## SOURCE RECORDS
-- begin --
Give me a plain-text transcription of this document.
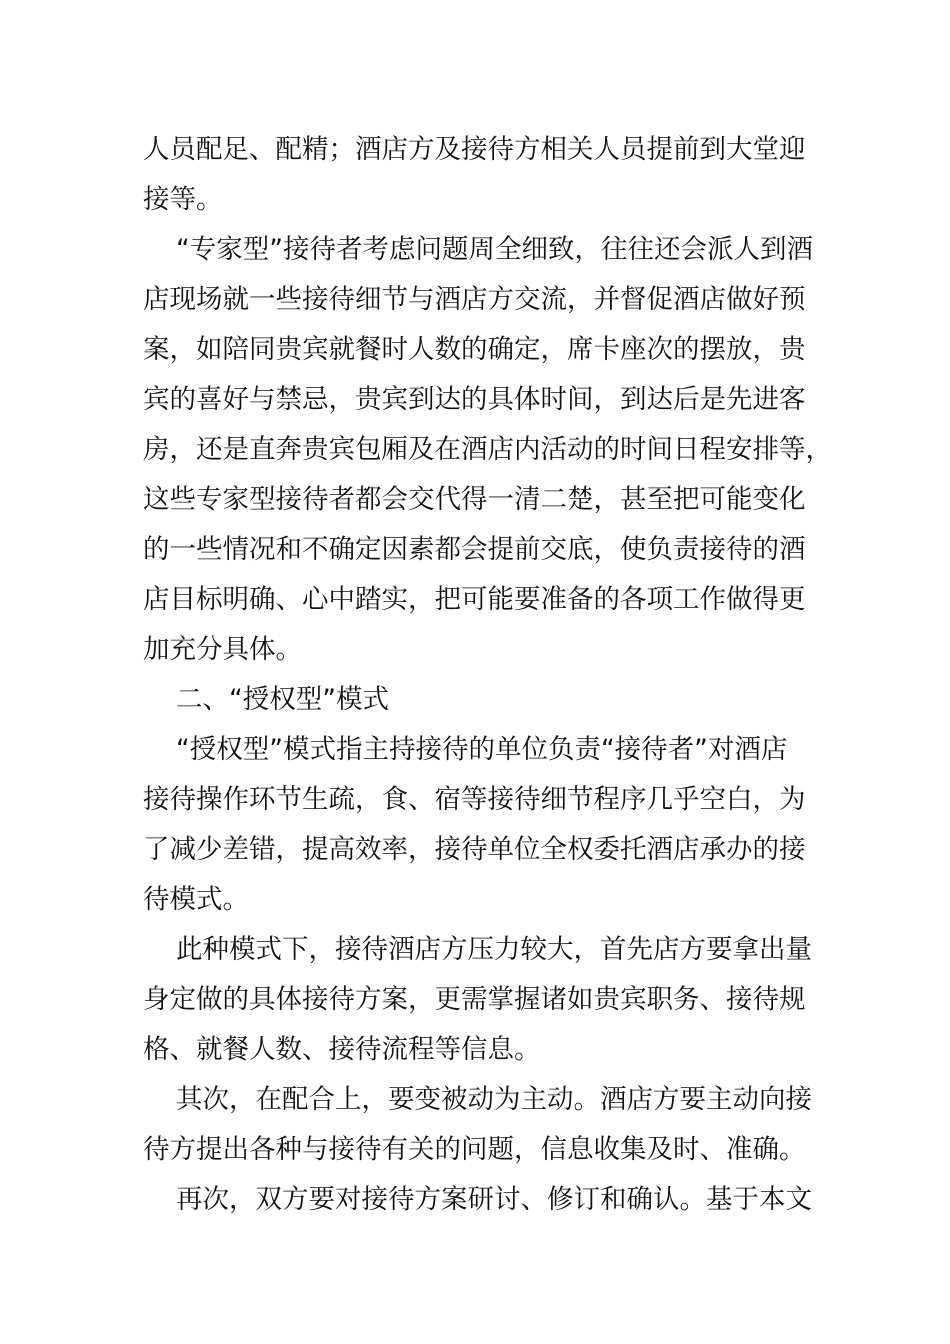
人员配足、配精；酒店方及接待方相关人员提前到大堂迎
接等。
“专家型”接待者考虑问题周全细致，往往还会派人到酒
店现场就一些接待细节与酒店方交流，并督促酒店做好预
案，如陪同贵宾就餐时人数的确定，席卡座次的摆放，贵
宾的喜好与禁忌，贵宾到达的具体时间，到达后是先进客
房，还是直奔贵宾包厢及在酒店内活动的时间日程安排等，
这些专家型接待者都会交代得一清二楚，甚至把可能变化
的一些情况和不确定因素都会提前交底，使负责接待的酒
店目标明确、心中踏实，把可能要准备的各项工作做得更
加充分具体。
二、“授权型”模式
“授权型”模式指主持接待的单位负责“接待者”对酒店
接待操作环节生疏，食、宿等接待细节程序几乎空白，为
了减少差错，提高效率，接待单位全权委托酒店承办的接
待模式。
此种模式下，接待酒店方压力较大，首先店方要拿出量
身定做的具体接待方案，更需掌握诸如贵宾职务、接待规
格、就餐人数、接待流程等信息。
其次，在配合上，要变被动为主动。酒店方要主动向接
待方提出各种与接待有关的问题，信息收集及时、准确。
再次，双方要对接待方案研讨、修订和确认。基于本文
-- end --
## YOUR TASK
Return the material exactly as given, apart from the pictures.

## TASK RESPONSE
Give me a plain-text transcription of this document.
人员配足、配精；酒店方及接待方相关人员提前到大堂迎
接等。
“专家型”接待者考虑问题周全细致，往往还会派人到酒
店现场就一些接待细节与酒店方交流，并督促酒店做好预
案，如陪同贵宾就餐时人数的确定，席卡座次的摆放，贵
宾的喜好与禁忌，贵宾到达的具体时间，到达后是先进客
房，还是直奔贵宾包厢及在酒店内活动的时间日程安排等，
这些专家型接待者都会交代得一清二楚，甚至把可能变化
的一些情况和不确定因素都会提前交底，使负责接待的酒
店目标明确、心中踏实，把可能要准备的各项工作做得更
加充分具体。
二、“授权型”模式
“授权型”模式指主持接待的单位负责“接待者”对酒店
接待操作环节生疏，食、宿等接待细节程序几乎空白，为
了减少差错，提高效率，接待单位全权委托酒店承办的接
待模式。
此种模式下，接待酒店方压力较大，首先店方要拿出量
身定做的具体接待方案，更需掌握诸如贵宾职务、接待规
格、就餐人数、接待流程等信息。
其次，在配合上，要变被动为主动。酒店方要主动向接
待方提出各种与接待有关的问题，信息收集及时、准确。
再次，双方要对接待方案研讨、修订和确认。基于本文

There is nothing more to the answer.